___ Given entries ___
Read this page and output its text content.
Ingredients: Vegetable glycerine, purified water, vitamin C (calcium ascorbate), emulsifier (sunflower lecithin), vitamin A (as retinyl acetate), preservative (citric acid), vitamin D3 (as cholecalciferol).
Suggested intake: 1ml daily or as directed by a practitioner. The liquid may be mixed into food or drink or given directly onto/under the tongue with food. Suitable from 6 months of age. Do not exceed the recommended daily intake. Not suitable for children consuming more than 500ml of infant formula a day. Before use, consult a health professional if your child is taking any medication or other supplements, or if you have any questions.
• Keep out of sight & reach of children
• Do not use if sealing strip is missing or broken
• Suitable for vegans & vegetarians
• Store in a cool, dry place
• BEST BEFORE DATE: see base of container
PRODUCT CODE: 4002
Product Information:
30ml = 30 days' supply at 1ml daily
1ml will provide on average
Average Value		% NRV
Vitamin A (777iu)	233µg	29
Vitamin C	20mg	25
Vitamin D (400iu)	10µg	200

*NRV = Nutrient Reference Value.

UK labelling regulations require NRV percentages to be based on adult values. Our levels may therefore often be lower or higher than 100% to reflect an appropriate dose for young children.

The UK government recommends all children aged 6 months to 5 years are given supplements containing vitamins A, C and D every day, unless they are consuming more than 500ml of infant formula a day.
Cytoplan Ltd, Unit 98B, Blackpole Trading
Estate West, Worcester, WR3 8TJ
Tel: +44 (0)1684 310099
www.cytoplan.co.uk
___
What do the records say? Quote them all exactly.

Read this page and output its text content.
Ingredients: Vegetable glycerine, purified water, vitamin C (calcium ascorbate), emulsifier (sunflower lecithin), vitamin A (as retinyl acetate), preservative (citric acid), vitamin D3 (as cholecalciferol).
Suggested intake: 1ml daily or as directed by a practitioner. The liquid may be mixed into food or drink or given directly onto/under the tongue with food. Suitable from 6 months of age. Do not exceed the recommended daily intake. Not suitable for children consuming more than 500ml of infant formula a day. Before use, consult a health professional if your child is taking any medication or other supplements, or if you have any questions.
• Keep out of sight & reach of children
• Do not use if sealing strip is missing or broken
• Suitable for vegans & vegetarians
• Store in a cool, dry place
• BEST BEFORE DATE: see base of container
PRODUCT CODE: 4002
Product Information:
30ml = 30 days' supply at 1ml daily
1ml will provide on average
Average Value		% NRV
Vitamin A (777iu)	233µg	29
Vitamin C	20mg	25
Vitamin D (400iu)	10µg	200

*NRV = Nutrient Reference Value.

UK labelling regulations require NRV percentages to be based on adult values. Our levels may therefore often be lower or higher than 100% to reflect an appropriate dose for young children.

The UK government recommends all children aged 6 months to 5 years are given supplements containing vitamins A, C and D every day, unless they are consuming more than 500ml of infant formula a day.
Cytoplan Ltd, Unit 98B, Blackpole Trading
Estate West, Worcester, WR3 8TJ
Tel: +44 (0)1684 310099
www.cytoplan.co.uk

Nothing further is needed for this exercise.